■ **WHAT THE EXERCISE ASKS**:
Locate the string "several" throughout the material and copy every line in which it occurs.

— START —

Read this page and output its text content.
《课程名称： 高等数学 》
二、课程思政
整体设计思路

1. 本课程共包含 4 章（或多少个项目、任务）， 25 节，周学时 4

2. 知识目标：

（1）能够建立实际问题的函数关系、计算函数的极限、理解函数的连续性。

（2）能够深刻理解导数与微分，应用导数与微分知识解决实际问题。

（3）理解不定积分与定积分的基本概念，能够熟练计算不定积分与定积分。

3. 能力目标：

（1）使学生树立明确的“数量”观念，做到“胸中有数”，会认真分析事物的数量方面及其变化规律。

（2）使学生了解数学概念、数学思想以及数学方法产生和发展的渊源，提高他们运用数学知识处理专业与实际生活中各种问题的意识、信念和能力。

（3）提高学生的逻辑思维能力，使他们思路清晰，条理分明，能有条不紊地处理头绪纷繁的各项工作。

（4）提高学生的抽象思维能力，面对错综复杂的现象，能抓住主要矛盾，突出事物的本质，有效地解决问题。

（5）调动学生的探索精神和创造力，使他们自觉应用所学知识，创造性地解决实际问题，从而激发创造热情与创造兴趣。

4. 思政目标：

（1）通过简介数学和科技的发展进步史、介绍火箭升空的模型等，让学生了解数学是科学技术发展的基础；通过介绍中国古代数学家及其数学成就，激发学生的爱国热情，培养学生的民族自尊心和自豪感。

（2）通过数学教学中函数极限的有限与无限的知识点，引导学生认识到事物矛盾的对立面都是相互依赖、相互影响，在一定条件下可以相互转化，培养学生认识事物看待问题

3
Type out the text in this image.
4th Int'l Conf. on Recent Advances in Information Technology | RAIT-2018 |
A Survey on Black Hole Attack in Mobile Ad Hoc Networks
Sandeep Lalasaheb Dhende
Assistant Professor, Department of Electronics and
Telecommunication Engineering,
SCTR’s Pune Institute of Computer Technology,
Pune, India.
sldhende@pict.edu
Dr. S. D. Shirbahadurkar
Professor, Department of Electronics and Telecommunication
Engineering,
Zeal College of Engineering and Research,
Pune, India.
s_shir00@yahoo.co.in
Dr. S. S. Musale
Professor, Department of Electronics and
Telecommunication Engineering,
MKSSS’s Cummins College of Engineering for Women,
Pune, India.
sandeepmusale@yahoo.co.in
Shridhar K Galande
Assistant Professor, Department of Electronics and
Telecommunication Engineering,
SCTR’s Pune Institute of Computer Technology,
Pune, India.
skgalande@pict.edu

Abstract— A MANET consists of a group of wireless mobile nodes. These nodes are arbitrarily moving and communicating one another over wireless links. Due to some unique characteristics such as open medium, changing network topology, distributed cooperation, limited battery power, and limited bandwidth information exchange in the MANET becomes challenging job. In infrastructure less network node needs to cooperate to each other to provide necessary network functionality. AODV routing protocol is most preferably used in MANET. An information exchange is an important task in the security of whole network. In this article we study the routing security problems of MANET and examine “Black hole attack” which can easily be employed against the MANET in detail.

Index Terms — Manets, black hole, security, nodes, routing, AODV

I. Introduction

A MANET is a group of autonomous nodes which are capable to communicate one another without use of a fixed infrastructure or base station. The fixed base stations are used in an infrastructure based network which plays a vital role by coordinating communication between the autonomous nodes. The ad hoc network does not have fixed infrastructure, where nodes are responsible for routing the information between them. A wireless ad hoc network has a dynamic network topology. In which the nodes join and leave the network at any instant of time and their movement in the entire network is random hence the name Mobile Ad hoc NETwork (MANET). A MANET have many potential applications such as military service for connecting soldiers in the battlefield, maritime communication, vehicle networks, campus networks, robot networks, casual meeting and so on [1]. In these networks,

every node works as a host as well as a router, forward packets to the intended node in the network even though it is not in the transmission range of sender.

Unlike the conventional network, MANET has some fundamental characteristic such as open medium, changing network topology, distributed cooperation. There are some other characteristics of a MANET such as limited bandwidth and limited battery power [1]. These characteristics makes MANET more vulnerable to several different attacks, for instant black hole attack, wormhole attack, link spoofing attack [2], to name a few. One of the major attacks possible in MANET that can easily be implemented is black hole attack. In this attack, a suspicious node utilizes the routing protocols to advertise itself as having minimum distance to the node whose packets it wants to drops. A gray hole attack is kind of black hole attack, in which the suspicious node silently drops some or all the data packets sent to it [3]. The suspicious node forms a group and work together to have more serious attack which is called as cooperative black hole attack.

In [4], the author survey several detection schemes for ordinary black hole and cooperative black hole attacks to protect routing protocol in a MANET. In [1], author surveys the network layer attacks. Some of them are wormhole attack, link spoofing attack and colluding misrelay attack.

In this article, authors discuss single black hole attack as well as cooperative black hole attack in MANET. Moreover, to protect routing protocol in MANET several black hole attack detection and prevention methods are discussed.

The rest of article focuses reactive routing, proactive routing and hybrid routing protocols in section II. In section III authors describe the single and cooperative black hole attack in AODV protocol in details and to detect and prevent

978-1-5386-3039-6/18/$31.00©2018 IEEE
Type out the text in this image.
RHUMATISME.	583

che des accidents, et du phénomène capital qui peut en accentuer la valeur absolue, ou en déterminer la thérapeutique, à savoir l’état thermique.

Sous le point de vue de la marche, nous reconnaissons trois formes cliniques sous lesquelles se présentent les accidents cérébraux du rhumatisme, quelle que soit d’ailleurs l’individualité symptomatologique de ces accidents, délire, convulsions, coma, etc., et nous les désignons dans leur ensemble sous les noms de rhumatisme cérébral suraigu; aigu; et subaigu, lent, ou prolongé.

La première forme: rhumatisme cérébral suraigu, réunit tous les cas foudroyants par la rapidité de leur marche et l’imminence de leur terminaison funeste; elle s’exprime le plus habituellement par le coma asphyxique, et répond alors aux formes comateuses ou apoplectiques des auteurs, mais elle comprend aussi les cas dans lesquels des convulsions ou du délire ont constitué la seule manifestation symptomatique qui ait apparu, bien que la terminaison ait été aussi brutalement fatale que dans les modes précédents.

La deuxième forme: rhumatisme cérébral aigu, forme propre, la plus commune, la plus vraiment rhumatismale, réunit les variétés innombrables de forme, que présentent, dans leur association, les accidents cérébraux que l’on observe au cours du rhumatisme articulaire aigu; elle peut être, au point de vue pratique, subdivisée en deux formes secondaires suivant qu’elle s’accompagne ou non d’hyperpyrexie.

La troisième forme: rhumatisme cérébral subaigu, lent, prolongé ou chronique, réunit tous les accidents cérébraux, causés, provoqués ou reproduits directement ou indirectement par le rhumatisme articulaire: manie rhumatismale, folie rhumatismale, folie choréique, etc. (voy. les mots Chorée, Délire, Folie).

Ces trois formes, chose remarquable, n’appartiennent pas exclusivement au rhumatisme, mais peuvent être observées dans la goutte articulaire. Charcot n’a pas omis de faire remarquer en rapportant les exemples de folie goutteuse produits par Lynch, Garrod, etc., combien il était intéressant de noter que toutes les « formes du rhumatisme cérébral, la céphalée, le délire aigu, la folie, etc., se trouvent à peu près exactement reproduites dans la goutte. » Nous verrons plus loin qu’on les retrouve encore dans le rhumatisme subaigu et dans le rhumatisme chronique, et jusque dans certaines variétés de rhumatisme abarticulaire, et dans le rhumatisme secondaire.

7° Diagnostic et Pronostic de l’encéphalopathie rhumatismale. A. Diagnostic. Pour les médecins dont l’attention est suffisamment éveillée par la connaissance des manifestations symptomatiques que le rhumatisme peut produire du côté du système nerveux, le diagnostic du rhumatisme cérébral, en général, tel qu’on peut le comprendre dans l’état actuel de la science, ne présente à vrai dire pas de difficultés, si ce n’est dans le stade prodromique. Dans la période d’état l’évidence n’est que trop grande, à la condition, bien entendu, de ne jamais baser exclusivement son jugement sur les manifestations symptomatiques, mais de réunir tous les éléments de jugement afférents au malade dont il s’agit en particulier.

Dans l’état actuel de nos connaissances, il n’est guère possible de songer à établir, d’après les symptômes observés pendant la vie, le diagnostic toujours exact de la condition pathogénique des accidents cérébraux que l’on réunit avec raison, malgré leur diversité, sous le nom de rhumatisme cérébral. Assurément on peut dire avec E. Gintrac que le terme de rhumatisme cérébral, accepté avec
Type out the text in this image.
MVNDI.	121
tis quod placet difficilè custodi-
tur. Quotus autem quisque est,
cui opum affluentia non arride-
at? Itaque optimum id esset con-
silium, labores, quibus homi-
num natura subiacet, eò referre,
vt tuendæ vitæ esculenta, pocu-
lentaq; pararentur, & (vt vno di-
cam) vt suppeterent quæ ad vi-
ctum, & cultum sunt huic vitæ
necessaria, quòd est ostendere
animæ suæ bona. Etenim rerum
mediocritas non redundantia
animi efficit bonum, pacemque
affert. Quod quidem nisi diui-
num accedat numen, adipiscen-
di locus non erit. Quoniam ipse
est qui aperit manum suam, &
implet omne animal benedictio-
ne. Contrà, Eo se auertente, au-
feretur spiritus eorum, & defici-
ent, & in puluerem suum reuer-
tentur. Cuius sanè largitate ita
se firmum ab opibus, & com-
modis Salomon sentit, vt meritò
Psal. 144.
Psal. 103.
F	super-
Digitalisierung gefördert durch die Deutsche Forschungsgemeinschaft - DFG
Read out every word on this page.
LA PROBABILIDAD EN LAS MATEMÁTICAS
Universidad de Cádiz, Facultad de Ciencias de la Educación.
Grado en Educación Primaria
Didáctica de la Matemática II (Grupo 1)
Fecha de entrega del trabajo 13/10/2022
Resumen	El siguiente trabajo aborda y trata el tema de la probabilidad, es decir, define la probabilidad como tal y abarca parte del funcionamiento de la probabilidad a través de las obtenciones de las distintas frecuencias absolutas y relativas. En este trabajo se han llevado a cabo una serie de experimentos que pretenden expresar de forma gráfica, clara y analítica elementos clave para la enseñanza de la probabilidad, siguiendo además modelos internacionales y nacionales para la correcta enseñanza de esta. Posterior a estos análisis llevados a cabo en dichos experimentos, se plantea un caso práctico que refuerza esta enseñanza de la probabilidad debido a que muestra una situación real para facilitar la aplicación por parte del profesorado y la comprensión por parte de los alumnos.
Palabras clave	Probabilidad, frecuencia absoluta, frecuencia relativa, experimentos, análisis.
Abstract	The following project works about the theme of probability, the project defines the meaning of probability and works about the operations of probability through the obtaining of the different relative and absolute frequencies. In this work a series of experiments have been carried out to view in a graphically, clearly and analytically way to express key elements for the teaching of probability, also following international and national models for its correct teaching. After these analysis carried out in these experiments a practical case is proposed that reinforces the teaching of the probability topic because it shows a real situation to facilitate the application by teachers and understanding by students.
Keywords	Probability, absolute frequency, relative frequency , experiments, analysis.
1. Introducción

— END —

■ **FINISHED EXERCISE**:
Unlike the conventional network, MANET has some fundamental characteristic such as open medium, changing network topology, distributed cooperation. There are some other characteristics of a MANET such as limited bandwidth and limited battery power [1]. These characteristics makes MANET more vulnerable to several different attacks, for instant black hole attack, wormhole attack, link spoofing attack [2], to name a few. One of the major attacks possible in MANET that can easily be implemented is black hole attack. In this attack, a suspicious node utilizes the routing protocols to advertise itself as having minimum distance to the node whose packets it wants to drops. A gray hole attack is kind of black hole attack, in which the suspicious node silently drops some or all the data packets sent to it [3]. The suspicious node forms a group and work together to have more serious attack which is called as cooperative black hole attack.
In [4], the author survey several detection schemes for ordinary black hole and cooperative black hole attacks to protect routing protocol in a MANET. In [1], author surveys the network layer attacks. Some of them are wormhole attack, link spoofing attack and colluding misrelay attack.
In this article, authors discuss single black hole attack as well as cooperative black hole attack in MANET. Moreover, to protect routing protocol in MANET several black hole attack detection and prevention methods are discussed.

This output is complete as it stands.